■ **Directions for this task**:
Pictures aside, repeat every entry exactly.

■ **Information supplied**:
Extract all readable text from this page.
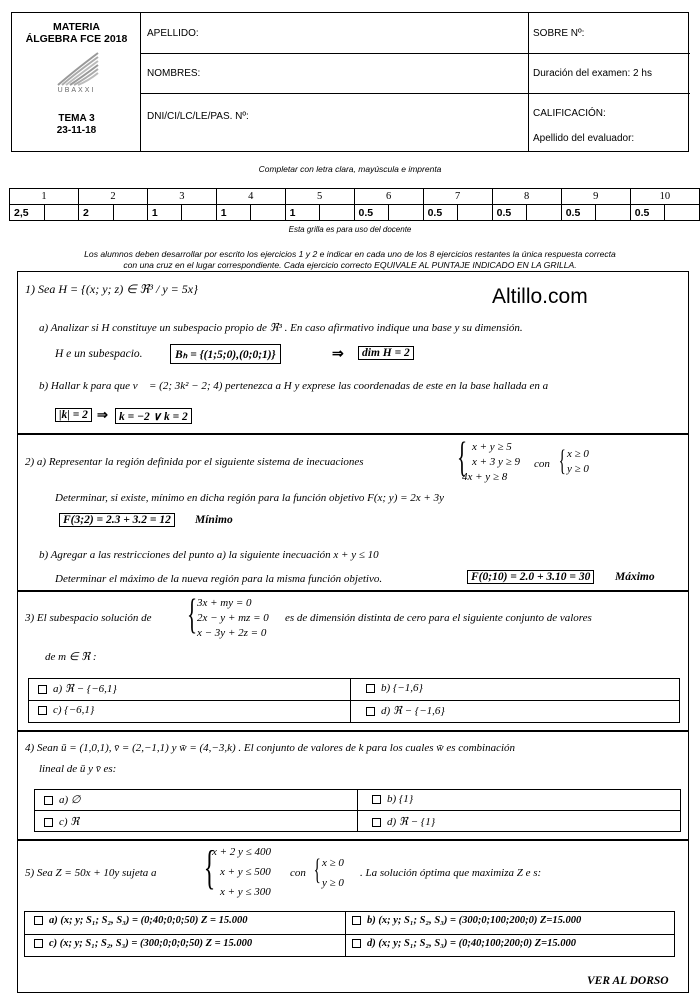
MATERIA
ÁLGEBRA FCE 2018
UBAXXI
TEMA 3
23-11-18
APELLIDO:
NOMBRES:
DNI/CI/LC/LE/PAS. Nº:
SOBRE Nº:
Duración del examen: 2 hs
CALIFICACIÓN:
Apellido del evaluador:
Completar con letra clara, mayúscula e imprenta
1		2		3		4		5		6		7		8		9		10	
2,5		2		1		1		1		0.5		0.5		0.5		0.5		0.5	
Esta grilla es para uso del docente
Los alumnos deben desarrollar por escrito los ejercicios 1 y 2 e indicar en cada uno de los 8 ejercicios restantes la única respuesta correcta
con una cruz en el lugar correspondiente. Cada ejercicio correcto EQUIVALE AL PUNTAJE INDICADO EN LA GRILLA.
1) Sea H = {(x; y; z) ∈ ℜ³ / y = 5x}	Altillo.com
a) Analizar si H constituye un subespacio propio de ℜ³ . En caso afirmativo indique una base y su dimensión.
H e un subespacio.	Bₕ = {(1;5;0),(0;0;1)}	⇒	dim H = 2
b) Hallar k para que v⃗ = (2; 3k² − 2; 4) pertenezca a H y exprese las coordenadas de este en la base hallada en a
|k| = 2 ⇒ k = −2 ∨ k = 2
2) a) Representar la región definida por el siguiente sistema de inecuaciones { x + y ≥ 5
x + 3 y ≥ 9
4x + y ≥ 8
con { x ≥ 0
y ≥ 0
Determinar, si existe, mínimo en dicha región para la función objetivo F(x; y) = 2x + 3y
F(3;2) = 2.3 + 3.2 = 12	Mínimo
b) Agregar a las restricciones del punto a) la siguiente inecuación x + y ≤ 10
Determinar el máximo de la nueva región para la misma función objetivo.	F(0;10) = 2.0 + 3.10 = 30	Máximo
3) El subespacio solución de { 3x + my = 0
2x − y + mz = 0
x − 3y + 2z = 0
es de dimensión distinta de cero para el siguiente conjunto de valores
de m ∈ ℜ :
a) ℜ − {−6,1}	b) {−1,6}
c) {−6,1}	d) ℜ − {−1,6}
4) Sean ū = (1,0,1), v̄ = (2,−1,1) y w̄ = (4,−3,k) . El conjunto de valores de k para los cuales w̄ es combinación
lineal de ū y v̄ es:
a) ∅	b) {1}
c) ℜ	d) ℜ − {1}
5) Sea Z = 50x + 10y sujeta a {
x + 2 y ≤ 400
x + y ≤ 500
x + y ≤ 300
con { x ≥ 0
y ≥ 0
. La solución óptima que maximiza Z e s:
a) (x; y; S₁; S₂, S₃) = (0;40;0;0;50) Z = 15.000	b) (x; y; S₁; S₂, S₃) = (300;0;100;200;0) Z=15.000
c) (x; y; S₁; S₂, S₃) = (300;0;0;0;50) Z = 15.000	d) (x; y; S₁; S₂, S₃) = (0;40;100;200;0) Z=15.000
VER AL DORSO
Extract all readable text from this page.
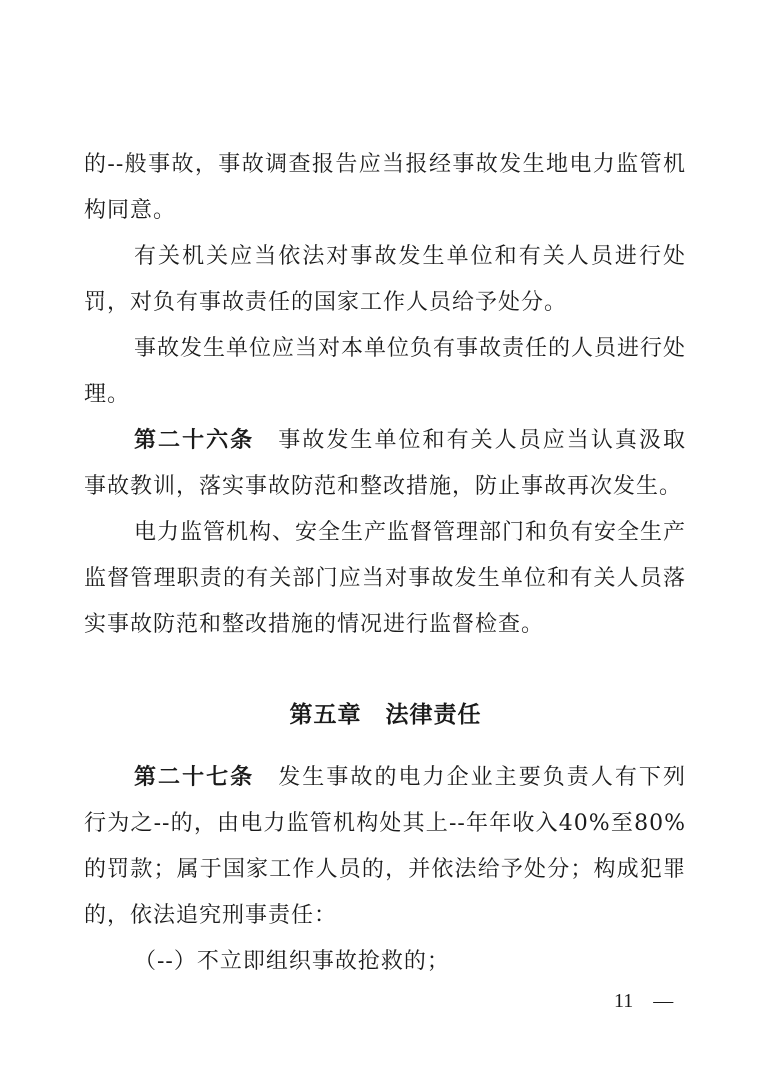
的--般事故，事故调查报告应当报经事故发生地电力监管机构同意。

有关机关应当依法对事故发生单位和有关人员进行处罚，对负有事故责任的国家工作人员给予处分。

事故发生单位应当对本单位负有事故责任的人员进行处理。

第二十六条　 事故发生单位和有关人员应当认真汲取事故教训，落实事故防范和整改措施，防止事故再次发生。

电力监管机构、安全生产监督管理部门和负有安全生产监督管理职责的有关部门应当对事故发生单位和有关人员落实事故防范和整改措施的情况进行监督检查。

第五章　法律责任

第二十七条　 发生事故的电力企业主要负责人有下列行为之--的，由电力监管机构处其上--年年收入40%至80%的罚款；属于国家工作人员的，并依法给予处分；构成犯罪的，依法追究刑事责任：

（--）不立即组织事故抢救的；

11　—
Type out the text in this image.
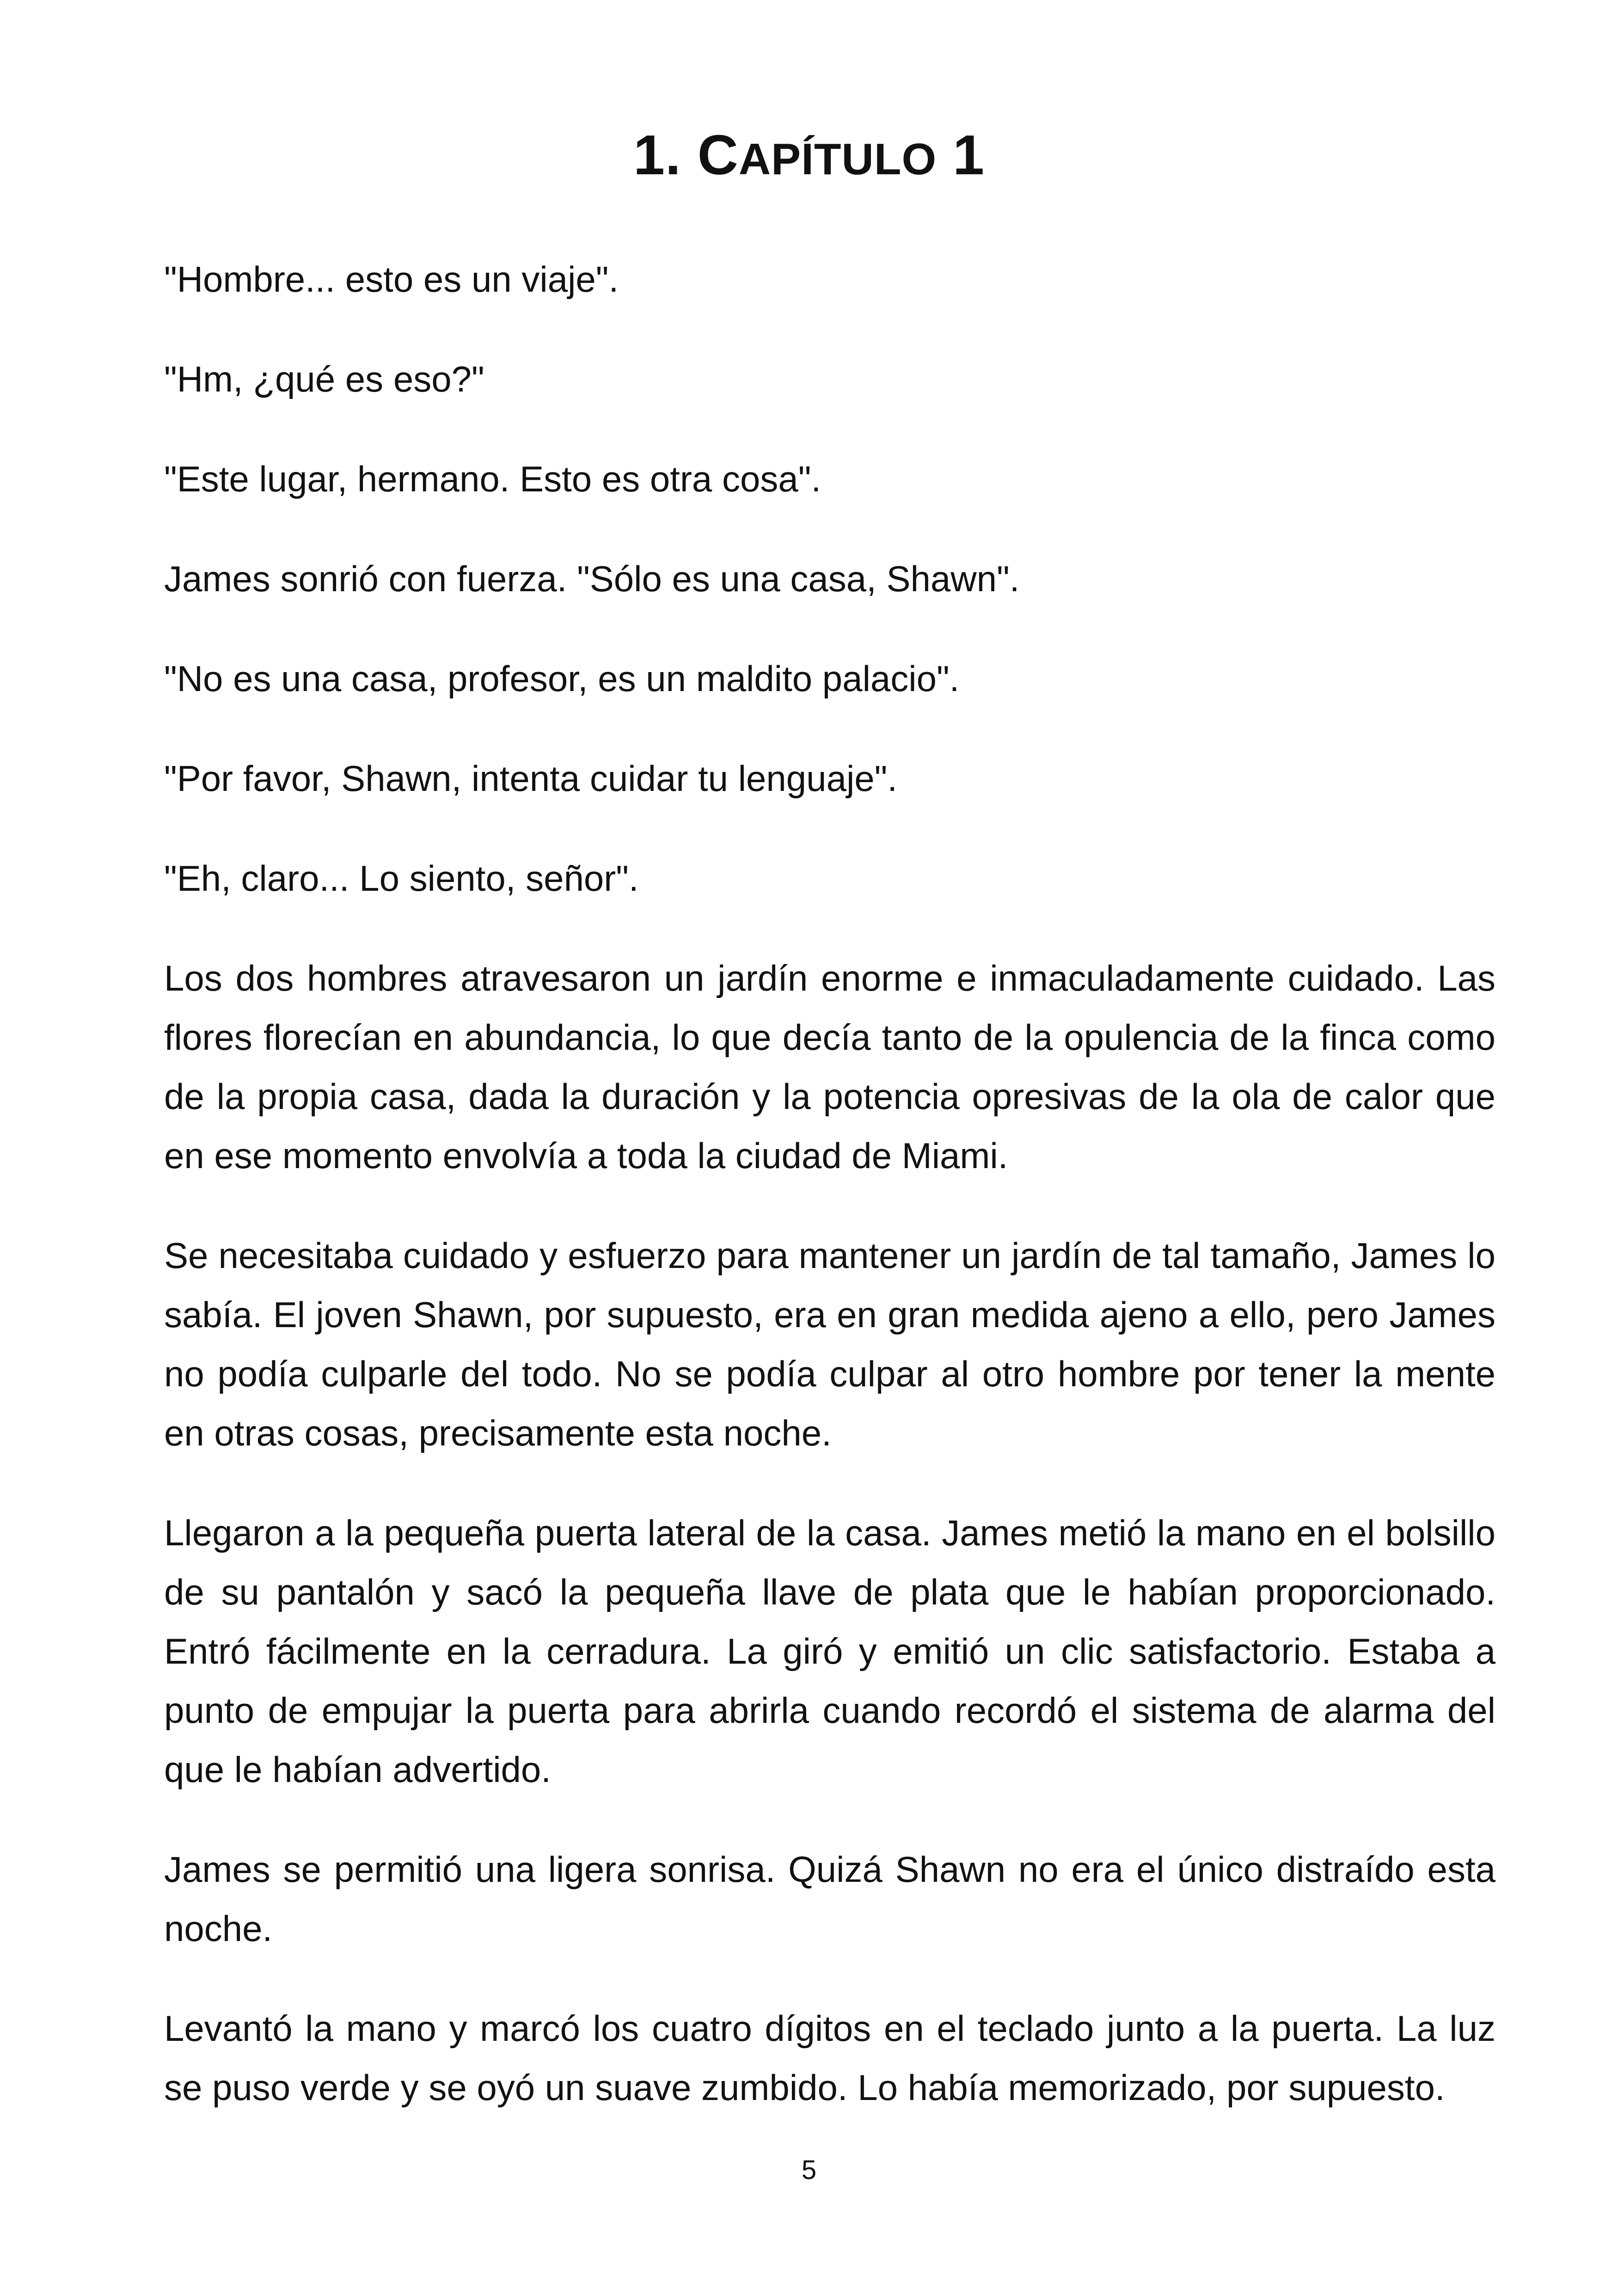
1. CAPÍTULO 1

"Hombre... esto es un viaje".

"Hm, ¿qué es eso?"

"Este lugar, hermano. Esto es otra cosa".

James sonrió con fuerza. "Sólo es una casa, Shawn".

"No es una casa, profesor, es un maldito palacio".

"Por favor, Shawn, intenta cuidar tu lenguaje".

"Eh, claro... Lo siento, señor".

Los dos hombres atravesaron un jardín enorme e inmaculadamente cuidado. Las flores florecían en abundancia, lo que decía tanto de la opulencia de la finca como de la propia casa, dada la duración y la potencia opresivas de la ola de calor que en ese momento envolvía a toda la ciudad de Miami.

Se necesitaba cuidado y esfuerzo para mantener un jardín de tal tamaño, James lo sabía. El joven Shawn, por supuesto, era en gran medida ajeno a ello, pero James no podía culparle del todo. No se podía culpar al otro hombre por tener la mente en otras cosas, precisamente esta noche.

Llegaron a la pequeña puerta lateral de la casa. James metió la mano en el bolsillo de su pantalón y sacó la pequeña llave de plata que le habían proporcionado. Entró fácilmente en la cerradura. La giró y emitió un clic satisfactorio. Estaba a punto de empujar la puerta para abrirla cuando recordó el sistema de alarma del que le habían advertido.

James se permitió una ligera sonrisa. Quizá Shawn no era el único distraído esta noche.

Levantó la mano y marcó los cuatro dígitos en el teclado junto a la puerta. La luz se puso verde y se oyó un suave zumbido. Lo había memorizado, por supuesto.

5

■ **Result for this exercise**:
Extract all readable text from this page.
MATERIA
ÁLGEBRA FCE 2018
UBAXXI
TEMA 3
23-11-18
APELLIDO:
NOMBRES:
DNI/CI/LC/LE/PAS. Nº:
SOBRE Nº:
Duración del examen: 2 hs
CALIFICACIÓN:
Apellido del evaluador:
Completar con letra clara, mayúscula e imprenta
1		2		3		4		5		6		7		8		9		10	
2,5		2		1		1		1		0.5		0.5		0.5		0.5		0.5	
Esta grilla es para uso del docente
Los alumnos deben desarrollar por escrito los ejercicios 1 y 2 e indicar en cada uno de los 8 ejercicios restantes la única respuesta correcta
con una cruz en el lugar correspondiente. Cada ejercicio correcto EQUIVALE AL PUNTAJE INDICADO EN LA GRILLA.
1) Sea H = {(x; y; z) ∈ ℜ³ / y = 5x}	Altillo.com
a) Analizar si H constituye un subespacio propio de ℜ³ . En caso afirmativo indique una base y su dimensión.
H e un subespacio.	Bₕ = {(1;5;0),(0;0;1)}	⇒	dim H = 2
b) Hallar k para que v⃗ = (2; 3k² − 2; 4) pertenezca a H y exprese las coordenadas de este en la base hallada en a
|k| = 2 ⇒ k = −2 ∨ k = 2
2) a) Representar la región definida por el siguiente sistema de inecuaciones { x + y ≥ 5
x + 3 y ≥ 9
4x + y ≥ 8
con { x ≥ 0
y ≥ 0
Determinar, si existe, mínimo en dicha región para la función objetivo F(x; y) = 2x + 3y
F(3;2) = 2.3 + 3.2 = 12	Mínimo
b) Agregar a las restricciones del punto a) la siguiente inecuación x + y ≤ 10
Determinar el máximo de la nueva región para la misma función objetivo.	F(0;10) = 2.0 + 3.10 = 30	Máximo
3) El subespacio solución de { 3x + my = 0
2x − y + mz = 0
x − 3y + 2z = 0
es de dimensión distinta de cero para el siguiente conjunto de valores
de m ∈ ℜ :
a) ℜ − {−6,1}	b) {−1,6}
c) {−6,1}	d) ℜ − {−1,6}
4) Sean ū = (1,0,1), v̄ = (2,−1,1) y w̄ = (4,−3,k) . El conjunto de valores de k para los cuales w̄ es combinación
lineal de ū y v̄ es:
a) ∅	b) {1}
c) ℜ	d) ℜ − {1}
5) Sea Z = 50x + 10y sujeta a {
x + 2 y ≤ 400
x + y ≤ 500
x + y ≤ 300
con { x ≥ 0
y ≥ 0
. La solución óptima que maximiza Z e s:
a) (x; y; S₁; S₂, S₃) = (0;40;0;0;50) Z = 15.000	b) (x; y; S₁; S₂, S₃) = (300;0;100;200;0) Z=15.000
c) (x; y; S₁; S₂, S₃) = (300;0;0;0;50) Z = 15.000	d) (x; y; S₁; S₂, S₃) = (0;40;100;200;0) Z=15.000
VER AL DORSO
Extract all readable text from this page.
的--般事故，事故调查报告应当报经事故发生地电力监管机构同意。

有关机关应当依法对事故发生单位和有关人员进行处罚，对负有事故责任的国家工作人员给予处分。

事故发生单位应当对本单位负有事故责任的人员进行处理。

第二十六条　 事故发生单位和有关人员应当认真汲取事故教训，落实事故防范和整改措施，防止事故再次发生。

电力监管机构、安全生产监督管理部门和负有安全生产监督管理职责的有关部门应当对事故发生单位和有关人员落实事故防范和整改措施的情况进行监督检查。

第五章　法律责任

第二十七条　 发生事故的电力企业主要负责人有下列行为之--的，由电力监管机构处其上--年年收入40%至80%的罚款；属于国家工作人员的，并依法给予处分；构成犯罪的，依法追究刑事责任：

（--）不立即组织事故抢救的；

11　—
Type out the text in this image.
1. CAPÍTULO 1

"Hombre... esto es un viaje".

"Hm, ¿qué es eso?"

"Este lugar, hermano. Esto es otra cosa".

James sonrió con fuerza. "Sólo es una casa, Shawn".

"No es una casa, profesor, es un maldito palacio".

"Por favor, Shawn, intenta cuidar tu lenguaje".

"Eh, claro... Lo siento, señor".

Los dos hombres atravesaron un jardín enorme e inmaculadamente cuidado. Las flores florecían en abundancia, lo que decía tanto de la opulencia de la finca como de la propia casa, dada la duración y la potencia opresivas de la ola de calor que en ese momento envolvía a toda la ciudad de Miami.

Se necesitaba cuidado y esfuerzo para mantener un jardín de tal tamaño, James lo sabía. El joven Shawn, por supuesto, era en gran medida ajeno a ello, pero James no podía culparle del todo. No se podía culpar al otro hombre por tener la mente en otras cosas, precisamente esta noche.

Llegaron a la pequeña puerta lateral de la casa. James metió la mano en el bolsillo de su pantalón y sacó la pequeña llave de plata que le habían proporcionado. Entró fácilmente en la cerradura. La giró y emitió un clic satisfactorio. Estaba a punto de empujar la puerta para abrirla cuando recordó el sistema de alarma del que le habían advertido.

James se permitió una ligera sonrisa. Quizá Shawn no era el único distraído esta noche.

Levantó la mano y marcó los cuatro dígitos en el teclado junto a la puerta. La luz se puso verde y se oyó un suave zumbido. Lo había memorizado, por supuesto.

5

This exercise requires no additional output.